■ **Stored data**:
◆ ◆ ◆

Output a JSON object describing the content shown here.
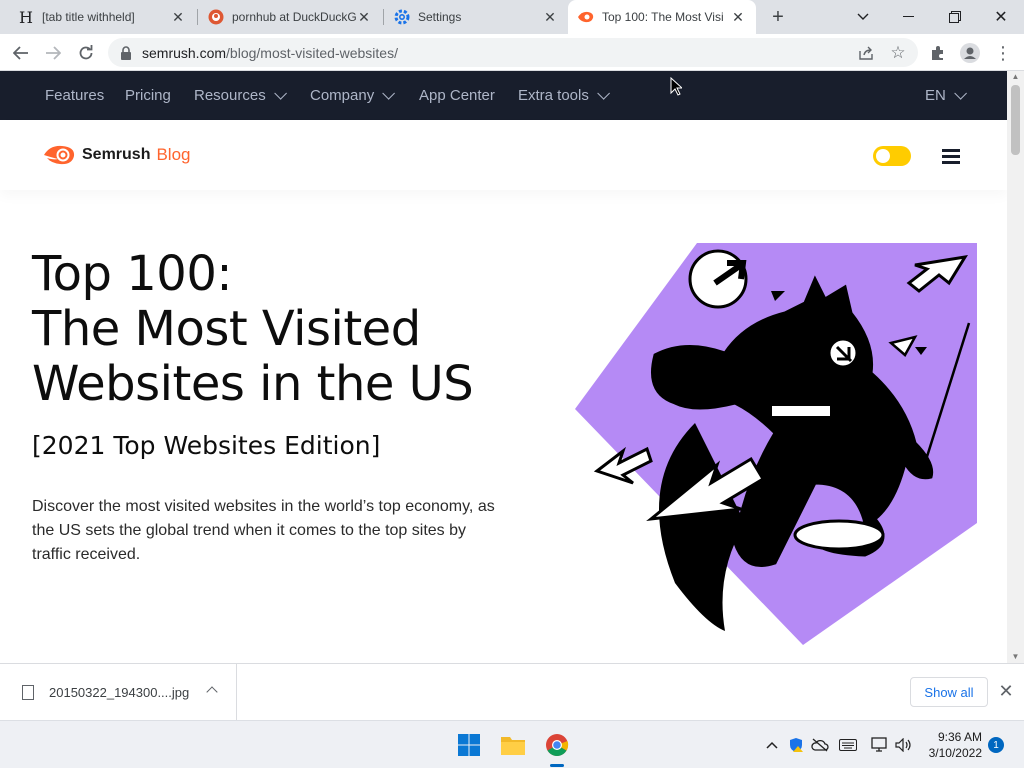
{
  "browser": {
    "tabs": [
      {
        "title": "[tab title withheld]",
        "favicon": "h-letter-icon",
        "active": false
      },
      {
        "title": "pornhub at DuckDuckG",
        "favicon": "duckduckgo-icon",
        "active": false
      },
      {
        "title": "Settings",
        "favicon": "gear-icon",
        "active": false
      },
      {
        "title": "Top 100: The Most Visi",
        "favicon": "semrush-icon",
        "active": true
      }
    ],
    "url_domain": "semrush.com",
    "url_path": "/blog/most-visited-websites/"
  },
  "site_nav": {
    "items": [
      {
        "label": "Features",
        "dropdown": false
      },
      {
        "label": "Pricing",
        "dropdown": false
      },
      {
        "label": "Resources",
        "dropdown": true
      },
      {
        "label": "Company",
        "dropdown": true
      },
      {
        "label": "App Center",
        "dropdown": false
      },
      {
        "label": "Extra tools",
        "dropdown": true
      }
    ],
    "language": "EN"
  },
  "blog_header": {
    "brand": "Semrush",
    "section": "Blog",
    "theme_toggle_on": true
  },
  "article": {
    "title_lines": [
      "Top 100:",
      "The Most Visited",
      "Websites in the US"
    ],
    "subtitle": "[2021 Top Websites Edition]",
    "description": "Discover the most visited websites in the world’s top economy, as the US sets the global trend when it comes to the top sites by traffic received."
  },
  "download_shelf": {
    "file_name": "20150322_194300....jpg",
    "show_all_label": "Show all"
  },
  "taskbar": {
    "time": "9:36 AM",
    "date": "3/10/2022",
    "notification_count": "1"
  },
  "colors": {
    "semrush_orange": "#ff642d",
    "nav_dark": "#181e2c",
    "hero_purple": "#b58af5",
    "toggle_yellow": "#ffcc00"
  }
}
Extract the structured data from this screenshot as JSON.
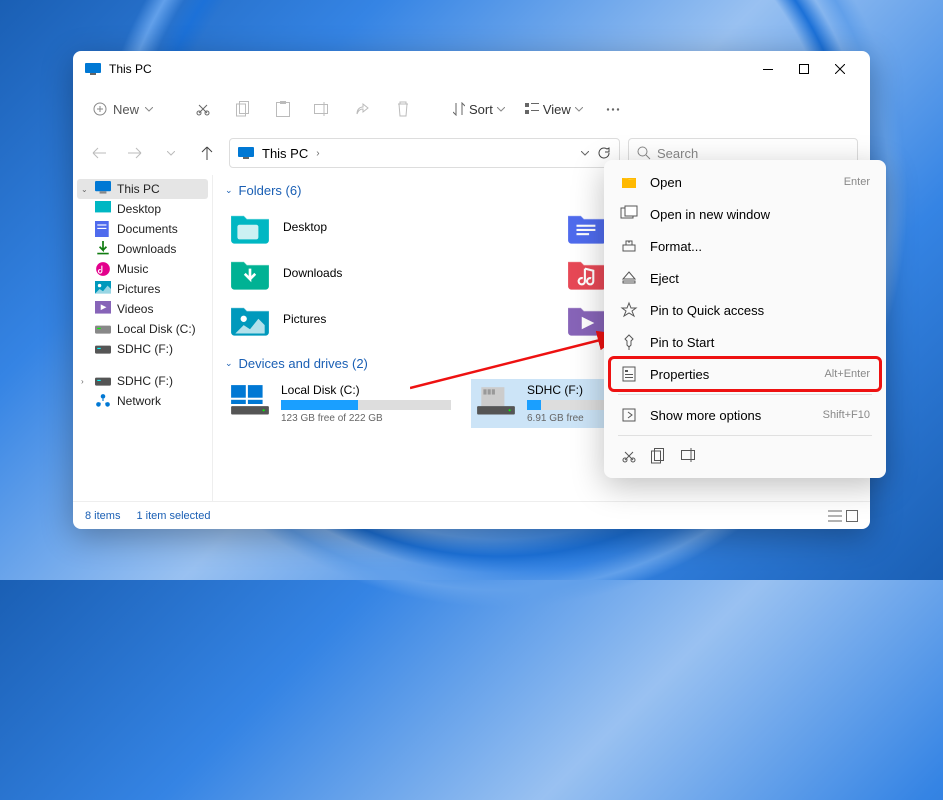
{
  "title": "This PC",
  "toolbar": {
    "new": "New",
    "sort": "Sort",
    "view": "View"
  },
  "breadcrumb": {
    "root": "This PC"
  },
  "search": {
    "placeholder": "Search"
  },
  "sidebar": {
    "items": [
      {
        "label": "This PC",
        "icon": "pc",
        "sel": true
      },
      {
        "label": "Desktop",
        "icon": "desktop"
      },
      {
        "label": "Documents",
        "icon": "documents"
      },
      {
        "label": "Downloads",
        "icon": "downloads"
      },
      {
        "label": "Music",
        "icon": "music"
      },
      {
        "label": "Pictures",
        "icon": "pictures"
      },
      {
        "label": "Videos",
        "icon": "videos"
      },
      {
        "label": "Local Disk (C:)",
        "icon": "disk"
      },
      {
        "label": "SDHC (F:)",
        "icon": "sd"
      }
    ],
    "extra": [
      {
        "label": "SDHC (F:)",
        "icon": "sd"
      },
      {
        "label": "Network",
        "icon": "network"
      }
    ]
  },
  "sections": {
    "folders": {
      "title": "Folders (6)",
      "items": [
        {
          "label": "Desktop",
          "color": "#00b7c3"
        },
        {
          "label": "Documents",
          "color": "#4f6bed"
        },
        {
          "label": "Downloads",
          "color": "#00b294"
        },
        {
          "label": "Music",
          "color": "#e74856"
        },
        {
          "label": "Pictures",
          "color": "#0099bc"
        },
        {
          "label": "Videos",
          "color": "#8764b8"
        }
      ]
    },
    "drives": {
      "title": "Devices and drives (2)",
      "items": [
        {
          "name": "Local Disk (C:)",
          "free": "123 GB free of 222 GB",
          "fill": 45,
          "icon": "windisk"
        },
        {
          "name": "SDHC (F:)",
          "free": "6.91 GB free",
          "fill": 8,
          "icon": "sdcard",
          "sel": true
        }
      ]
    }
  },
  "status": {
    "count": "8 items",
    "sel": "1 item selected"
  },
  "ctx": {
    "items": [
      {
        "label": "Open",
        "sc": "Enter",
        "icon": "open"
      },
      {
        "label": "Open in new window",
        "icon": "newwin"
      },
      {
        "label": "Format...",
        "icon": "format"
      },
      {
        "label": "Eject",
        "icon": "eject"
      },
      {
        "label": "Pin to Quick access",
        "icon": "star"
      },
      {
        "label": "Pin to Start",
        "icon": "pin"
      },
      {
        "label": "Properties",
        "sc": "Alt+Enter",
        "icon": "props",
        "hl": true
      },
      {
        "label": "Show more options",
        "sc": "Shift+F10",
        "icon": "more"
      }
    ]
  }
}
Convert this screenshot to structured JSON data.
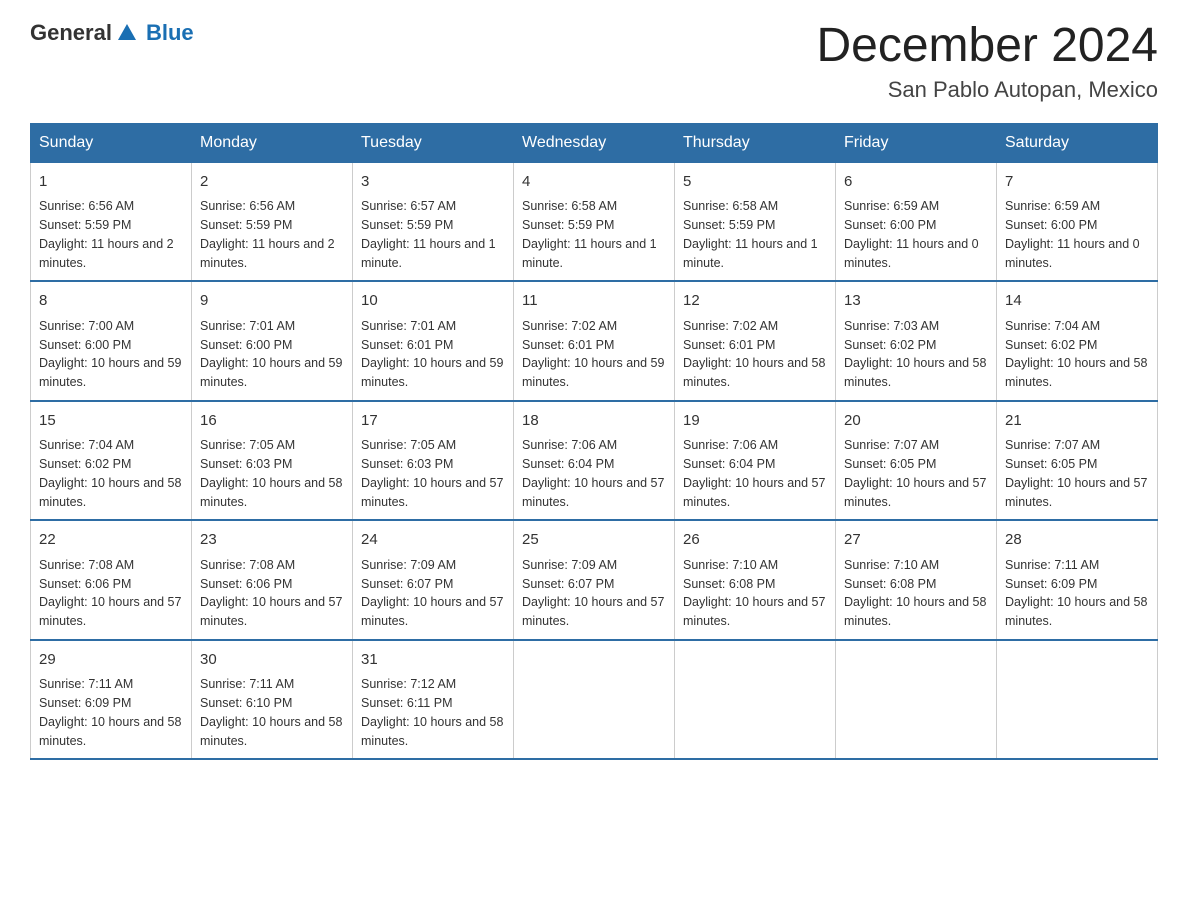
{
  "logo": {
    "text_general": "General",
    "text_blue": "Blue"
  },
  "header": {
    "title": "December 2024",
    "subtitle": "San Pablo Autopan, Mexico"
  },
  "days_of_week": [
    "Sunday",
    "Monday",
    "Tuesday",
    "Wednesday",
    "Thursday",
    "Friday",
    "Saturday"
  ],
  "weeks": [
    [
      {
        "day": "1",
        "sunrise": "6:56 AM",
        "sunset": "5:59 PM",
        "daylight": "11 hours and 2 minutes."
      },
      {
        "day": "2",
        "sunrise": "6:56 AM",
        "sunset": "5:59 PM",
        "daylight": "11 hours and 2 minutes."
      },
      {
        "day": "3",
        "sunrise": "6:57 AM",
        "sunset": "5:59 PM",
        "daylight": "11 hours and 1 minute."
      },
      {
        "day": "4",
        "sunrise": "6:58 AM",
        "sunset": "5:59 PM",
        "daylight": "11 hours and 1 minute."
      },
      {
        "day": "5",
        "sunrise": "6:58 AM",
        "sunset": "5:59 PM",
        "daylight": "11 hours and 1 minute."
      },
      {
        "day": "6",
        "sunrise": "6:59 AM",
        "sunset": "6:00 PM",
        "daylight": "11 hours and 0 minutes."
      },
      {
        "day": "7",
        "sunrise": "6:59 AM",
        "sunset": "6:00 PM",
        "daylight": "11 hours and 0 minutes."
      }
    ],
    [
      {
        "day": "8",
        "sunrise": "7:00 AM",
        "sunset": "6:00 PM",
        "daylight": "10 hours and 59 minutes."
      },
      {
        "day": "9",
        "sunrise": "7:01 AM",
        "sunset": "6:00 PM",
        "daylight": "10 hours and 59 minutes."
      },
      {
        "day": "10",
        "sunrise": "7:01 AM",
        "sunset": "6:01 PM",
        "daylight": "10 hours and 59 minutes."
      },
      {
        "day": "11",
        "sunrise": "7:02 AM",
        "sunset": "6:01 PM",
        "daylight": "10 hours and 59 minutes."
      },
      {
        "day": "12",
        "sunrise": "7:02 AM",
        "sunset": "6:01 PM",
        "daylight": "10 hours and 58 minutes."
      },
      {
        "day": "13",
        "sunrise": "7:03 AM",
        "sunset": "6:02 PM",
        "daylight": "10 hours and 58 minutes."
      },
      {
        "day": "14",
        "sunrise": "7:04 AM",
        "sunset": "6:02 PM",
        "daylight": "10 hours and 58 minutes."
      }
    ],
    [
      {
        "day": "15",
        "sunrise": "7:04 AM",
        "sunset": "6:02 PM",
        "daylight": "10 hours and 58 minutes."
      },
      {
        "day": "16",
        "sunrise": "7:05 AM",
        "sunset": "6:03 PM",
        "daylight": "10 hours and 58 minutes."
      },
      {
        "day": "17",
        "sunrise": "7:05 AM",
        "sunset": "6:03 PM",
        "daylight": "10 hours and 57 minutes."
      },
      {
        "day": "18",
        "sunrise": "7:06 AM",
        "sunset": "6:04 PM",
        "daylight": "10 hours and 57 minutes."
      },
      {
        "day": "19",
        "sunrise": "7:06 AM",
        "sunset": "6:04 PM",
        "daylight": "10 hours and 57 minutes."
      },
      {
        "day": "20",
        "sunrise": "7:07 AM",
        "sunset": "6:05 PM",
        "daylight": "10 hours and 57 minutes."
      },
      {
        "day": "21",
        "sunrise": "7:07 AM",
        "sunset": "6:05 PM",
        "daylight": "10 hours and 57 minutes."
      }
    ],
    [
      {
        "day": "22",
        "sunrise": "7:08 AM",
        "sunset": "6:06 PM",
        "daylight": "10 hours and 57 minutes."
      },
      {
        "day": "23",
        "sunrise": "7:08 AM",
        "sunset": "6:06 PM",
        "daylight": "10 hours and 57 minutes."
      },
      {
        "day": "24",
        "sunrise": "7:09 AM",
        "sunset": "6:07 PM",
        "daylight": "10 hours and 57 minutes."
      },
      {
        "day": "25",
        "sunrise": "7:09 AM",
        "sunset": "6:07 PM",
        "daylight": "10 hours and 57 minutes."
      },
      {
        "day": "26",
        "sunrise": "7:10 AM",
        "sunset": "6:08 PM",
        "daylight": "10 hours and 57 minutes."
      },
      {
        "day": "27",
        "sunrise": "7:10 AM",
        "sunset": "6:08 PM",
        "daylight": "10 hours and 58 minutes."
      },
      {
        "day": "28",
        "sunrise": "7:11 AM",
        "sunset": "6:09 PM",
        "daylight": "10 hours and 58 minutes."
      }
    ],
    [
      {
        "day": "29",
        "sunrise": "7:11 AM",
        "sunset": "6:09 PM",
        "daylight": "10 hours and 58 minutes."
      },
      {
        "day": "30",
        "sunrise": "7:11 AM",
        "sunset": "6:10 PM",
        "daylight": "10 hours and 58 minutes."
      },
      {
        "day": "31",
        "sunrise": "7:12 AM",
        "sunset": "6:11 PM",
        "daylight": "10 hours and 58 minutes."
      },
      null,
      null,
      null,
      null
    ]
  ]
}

◆ ◆ ◆

■ **Given instruction**:
Using the records above, say how many lines include the string "JSON". Only the number is wanted.

■ **Response to the exercise**:
3